Collected data

__________

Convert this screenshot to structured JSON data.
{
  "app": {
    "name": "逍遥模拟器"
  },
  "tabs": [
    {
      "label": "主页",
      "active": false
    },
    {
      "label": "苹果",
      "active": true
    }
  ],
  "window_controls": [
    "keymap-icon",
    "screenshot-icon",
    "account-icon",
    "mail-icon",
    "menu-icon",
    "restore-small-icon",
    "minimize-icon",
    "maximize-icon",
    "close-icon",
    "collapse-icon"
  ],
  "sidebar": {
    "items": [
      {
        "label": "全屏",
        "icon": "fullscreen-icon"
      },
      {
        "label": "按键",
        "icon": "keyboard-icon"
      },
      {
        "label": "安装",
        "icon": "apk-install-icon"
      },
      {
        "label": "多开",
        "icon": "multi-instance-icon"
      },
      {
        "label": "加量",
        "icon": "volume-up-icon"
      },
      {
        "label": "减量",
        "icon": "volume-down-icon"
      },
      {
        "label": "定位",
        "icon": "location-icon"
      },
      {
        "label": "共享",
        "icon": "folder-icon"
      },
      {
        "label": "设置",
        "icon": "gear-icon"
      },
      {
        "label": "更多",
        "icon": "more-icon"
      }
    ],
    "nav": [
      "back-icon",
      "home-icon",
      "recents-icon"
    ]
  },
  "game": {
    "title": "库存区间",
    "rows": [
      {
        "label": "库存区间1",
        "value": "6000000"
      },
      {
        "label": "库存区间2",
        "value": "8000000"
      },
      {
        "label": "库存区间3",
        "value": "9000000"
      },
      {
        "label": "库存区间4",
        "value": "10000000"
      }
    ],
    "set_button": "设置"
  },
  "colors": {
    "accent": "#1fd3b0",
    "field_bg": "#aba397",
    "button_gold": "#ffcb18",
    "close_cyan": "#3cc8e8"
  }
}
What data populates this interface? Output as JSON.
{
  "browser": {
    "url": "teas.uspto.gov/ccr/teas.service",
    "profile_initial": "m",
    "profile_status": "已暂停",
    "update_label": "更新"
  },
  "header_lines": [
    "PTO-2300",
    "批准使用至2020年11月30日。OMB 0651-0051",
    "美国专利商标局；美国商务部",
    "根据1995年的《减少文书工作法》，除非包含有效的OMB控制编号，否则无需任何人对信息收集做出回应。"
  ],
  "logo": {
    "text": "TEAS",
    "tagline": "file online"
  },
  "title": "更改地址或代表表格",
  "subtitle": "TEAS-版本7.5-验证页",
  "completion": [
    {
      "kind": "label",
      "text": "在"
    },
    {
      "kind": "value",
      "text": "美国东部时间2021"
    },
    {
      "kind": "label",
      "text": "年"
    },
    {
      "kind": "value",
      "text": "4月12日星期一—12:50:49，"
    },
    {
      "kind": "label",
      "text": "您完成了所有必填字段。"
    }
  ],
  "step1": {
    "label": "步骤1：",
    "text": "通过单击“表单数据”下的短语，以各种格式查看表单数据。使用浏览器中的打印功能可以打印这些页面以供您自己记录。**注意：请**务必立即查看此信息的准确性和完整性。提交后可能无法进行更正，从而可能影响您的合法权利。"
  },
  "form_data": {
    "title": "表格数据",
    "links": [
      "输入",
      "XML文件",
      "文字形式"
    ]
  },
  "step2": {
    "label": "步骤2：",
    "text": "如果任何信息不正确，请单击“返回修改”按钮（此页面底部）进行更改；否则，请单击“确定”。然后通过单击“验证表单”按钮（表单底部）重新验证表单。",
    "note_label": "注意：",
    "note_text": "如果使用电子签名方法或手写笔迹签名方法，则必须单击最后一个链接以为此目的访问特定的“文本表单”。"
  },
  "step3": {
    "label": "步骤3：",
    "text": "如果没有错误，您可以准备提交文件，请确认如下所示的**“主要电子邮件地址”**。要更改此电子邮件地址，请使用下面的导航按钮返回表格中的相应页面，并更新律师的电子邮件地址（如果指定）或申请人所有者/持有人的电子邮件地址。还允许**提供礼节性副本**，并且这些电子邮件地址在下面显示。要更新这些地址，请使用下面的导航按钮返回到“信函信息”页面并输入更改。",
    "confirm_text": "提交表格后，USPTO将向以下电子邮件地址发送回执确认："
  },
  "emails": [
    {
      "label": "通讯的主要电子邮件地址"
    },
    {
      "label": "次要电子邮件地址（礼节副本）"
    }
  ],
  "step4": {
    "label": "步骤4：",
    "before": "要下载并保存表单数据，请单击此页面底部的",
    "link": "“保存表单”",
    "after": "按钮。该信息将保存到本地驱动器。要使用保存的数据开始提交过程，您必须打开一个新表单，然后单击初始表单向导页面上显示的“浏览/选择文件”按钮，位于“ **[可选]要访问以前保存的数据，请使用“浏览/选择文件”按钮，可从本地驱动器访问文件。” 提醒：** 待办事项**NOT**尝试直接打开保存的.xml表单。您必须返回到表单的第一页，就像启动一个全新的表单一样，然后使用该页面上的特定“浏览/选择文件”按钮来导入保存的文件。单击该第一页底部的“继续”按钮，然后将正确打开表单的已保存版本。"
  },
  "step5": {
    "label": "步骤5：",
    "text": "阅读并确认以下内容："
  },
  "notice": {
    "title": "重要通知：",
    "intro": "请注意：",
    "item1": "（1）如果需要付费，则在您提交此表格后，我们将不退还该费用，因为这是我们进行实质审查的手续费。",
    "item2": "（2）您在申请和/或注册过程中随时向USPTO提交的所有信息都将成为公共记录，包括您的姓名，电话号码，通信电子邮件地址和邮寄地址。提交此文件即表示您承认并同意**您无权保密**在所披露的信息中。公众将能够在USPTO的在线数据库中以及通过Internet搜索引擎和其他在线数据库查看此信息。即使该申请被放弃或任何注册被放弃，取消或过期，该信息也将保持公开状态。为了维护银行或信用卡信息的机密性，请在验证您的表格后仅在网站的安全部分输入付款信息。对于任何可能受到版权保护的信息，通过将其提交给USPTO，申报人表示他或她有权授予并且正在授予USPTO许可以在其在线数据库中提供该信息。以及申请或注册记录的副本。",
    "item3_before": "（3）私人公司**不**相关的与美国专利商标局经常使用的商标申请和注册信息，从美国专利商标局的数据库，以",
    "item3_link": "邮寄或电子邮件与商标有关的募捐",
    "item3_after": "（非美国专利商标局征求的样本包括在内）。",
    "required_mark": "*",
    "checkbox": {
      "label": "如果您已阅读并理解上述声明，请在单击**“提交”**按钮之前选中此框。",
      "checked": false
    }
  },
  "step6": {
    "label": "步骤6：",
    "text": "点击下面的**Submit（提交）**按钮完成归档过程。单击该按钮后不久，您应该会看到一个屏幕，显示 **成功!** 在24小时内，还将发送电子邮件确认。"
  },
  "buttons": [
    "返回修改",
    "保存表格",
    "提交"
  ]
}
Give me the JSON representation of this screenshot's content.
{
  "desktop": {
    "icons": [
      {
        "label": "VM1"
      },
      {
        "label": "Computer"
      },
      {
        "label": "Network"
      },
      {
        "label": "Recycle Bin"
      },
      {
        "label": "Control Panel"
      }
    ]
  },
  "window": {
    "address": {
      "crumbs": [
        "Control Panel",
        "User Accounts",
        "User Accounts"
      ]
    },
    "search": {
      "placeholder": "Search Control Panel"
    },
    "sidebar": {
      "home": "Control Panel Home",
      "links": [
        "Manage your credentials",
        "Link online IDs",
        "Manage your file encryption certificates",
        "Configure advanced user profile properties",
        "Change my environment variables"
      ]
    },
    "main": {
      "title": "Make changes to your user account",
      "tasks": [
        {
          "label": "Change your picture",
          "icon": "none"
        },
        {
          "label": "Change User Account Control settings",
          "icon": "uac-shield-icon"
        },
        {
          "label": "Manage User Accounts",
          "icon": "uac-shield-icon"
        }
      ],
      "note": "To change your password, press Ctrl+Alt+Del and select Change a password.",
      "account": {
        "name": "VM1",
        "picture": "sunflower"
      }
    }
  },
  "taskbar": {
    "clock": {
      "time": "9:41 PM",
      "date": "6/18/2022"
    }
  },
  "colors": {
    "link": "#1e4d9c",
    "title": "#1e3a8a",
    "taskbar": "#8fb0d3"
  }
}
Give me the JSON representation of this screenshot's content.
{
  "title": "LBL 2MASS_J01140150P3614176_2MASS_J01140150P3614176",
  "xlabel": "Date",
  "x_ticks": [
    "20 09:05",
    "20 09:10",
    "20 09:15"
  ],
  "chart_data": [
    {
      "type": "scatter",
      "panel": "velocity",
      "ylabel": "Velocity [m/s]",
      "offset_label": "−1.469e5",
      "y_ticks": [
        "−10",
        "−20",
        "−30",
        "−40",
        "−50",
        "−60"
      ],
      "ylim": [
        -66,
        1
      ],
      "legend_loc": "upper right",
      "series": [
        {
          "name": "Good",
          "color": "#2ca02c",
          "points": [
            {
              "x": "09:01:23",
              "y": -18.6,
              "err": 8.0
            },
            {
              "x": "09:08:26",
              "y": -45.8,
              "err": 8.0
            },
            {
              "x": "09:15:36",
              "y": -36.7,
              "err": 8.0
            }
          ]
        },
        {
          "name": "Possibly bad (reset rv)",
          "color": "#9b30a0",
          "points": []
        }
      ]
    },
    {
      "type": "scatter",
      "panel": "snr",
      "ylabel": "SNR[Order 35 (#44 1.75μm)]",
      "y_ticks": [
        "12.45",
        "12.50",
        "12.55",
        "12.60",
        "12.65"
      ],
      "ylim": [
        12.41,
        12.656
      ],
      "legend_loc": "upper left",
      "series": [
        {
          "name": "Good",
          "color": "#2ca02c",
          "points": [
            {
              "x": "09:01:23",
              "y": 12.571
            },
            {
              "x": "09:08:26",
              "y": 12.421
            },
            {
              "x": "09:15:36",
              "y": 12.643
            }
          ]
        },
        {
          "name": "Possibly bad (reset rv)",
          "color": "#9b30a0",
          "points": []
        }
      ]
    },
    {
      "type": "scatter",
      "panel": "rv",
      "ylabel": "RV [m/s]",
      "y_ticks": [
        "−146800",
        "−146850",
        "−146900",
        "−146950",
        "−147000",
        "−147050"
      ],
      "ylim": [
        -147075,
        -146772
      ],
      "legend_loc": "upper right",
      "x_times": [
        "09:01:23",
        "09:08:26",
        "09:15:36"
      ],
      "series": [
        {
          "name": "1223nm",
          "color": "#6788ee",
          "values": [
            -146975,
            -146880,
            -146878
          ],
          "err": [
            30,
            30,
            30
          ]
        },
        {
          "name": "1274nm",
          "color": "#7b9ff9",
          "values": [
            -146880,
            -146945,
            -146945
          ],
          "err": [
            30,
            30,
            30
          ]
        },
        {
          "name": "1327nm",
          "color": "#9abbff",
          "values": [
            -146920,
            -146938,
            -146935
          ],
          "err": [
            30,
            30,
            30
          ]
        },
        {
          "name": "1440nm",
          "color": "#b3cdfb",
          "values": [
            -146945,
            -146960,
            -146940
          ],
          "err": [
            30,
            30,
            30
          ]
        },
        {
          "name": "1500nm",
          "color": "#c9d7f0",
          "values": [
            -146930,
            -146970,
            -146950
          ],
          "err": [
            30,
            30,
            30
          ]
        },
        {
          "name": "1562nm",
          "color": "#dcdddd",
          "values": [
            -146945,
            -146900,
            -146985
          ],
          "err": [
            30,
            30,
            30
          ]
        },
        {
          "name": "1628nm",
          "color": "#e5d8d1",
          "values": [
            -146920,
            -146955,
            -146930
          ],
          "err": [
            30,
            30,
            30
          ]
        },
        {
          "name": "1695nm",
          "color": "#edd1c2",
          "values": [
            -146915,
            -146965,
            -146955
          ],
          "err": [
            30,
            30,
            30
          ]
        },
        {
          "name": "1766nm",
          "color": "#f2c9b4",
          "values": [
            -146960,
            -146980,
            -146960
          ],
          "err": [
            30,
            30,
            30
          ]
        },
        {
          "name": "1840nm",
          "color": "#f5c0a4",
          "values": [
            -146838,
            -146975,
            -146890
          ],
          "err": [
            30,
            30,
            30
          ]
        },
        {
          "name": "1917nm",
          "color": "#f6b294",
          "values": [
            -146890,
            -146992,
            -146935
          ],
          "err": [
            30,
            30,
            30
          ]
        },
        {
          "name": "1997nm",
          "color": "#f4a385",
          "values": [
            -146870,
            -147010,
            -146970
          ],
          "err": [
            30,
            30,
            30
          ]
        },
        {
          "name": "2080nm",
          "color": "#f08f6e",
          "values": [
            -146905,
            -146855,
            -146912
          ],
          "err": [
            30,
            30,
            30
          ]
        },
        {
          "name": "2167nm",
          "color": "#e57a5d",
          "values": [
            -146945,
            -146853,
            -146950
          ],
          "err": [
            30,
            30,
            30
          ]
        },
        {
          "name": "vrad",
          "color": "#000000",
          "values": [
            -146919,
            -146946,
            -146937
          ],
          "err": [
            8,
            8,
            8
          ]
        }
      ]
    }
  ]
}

__________

Short task | Copy out each line of the entries that holds "this".

Finished answer |
Convert this screenshot to structured JSON data.
What data populates this interface? Output as JSON.
Give me the JSON representation of this screenshot's content.
Give me the JSON representation of this screenshot's content.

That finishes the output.